begin
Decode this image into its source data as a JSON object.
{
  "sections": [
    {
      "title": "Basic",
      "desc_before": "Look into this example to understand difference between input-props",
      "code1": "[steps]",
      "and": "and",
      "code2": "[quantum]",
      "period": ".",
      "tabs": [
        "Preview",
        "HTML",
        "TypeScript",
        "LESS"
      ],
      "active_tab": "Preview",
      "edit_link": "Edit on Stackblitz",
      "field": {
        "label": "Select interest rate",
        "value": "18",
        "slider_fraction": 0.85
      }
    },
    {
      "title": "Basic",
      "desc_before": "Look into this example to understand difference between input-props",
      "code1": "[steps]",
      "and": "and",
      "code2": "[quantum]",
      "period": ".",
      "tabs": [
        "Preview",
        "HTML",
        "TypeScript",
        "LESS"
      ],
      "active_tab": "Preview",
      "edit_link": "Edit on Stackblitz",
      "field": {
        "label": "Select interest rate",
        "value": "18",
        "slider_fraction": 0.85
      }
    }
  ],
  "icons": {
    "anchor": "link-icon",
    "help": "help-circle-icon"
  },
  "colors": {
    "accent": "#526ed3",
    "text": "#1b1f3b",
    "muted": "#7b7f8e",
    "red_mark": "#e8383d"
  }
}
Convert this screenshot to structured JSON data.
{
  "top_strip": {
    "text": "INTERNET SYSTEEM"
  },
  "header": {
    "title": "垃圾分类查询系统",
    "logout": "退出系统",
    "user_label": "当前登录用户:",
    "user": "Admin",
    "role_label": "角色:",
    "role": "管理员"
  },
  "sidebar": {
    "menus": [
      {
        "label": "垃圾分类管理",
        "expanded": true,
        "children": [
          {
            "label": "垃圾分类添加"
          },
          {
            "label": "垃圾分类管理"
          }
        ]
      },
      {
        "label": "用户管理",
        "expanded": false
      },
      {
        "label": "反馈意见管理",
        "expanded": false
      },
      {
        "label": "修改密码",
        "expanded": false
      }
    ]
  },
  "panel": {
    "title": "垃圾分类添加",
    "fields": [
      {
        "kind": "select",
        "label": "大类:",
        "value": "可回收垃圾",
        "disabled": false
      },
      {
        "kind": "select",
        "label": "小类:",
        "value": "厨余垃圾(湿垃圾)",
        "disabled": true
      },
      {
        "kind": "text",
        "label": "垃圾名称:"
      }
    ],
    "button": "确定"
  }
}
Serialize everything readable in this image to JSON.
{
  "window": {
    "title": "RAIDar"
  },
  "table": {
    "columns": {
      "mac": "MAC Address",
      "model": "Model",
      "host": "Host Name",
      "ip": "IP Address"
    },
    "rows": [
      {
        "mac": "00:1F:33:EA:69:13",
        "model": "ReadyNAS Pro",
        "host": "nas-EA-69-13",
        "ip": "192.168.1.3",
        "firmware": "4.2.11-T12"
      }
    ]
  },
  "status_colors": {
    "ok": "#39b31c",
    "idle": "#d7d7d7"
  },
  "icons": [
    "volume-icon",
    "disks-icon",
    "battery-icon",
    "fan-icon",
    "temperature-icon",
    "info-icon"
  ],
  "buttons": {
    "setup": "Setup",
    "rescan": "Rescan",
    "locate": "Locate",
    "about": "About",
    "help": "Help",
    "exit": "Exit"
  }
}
end
### [DIRECTIONS]
Only the lines from the one that contains "Serialize everything readable" to the end of the data should be output, exactly as they appear.

### [RESULT BELOW]
Serialize everything readable in this image to JSON.
{
  "window": {
    "title": "RAIDar"
  },
  "table": {
    "columns": {
      "mac": "MAC Address",
      "model": "Model",
      "host": "Host Name",
      "ip": "IP Address"
    },
    "rows": [
      {
        "mac": "00:1F:33:EA:69:13",
        "model": "ReadyNAS Pro",
        "host": "nas-EA-69-13",
        "ip": "192.168.1.3",
        "firmware": "4.2.11-T12"
      }
    ]
  },
  "status_colors": {
    "ok": "#39b31c",
    "idle": "#d7d7d7"
  },
  "icons": [
    "volume-icon",
    "disks-icon",
    "battery-icon",
    "fan-icon",
    "temperature-icon",
    "info-icon"
  ],
  "buttons": {
    "setup": "Setup",
    "rescan": "Rescan",
    "locate": "Locate",
    "about": "About",
    "help": "Help",
    "exit": "Exit"
  }
}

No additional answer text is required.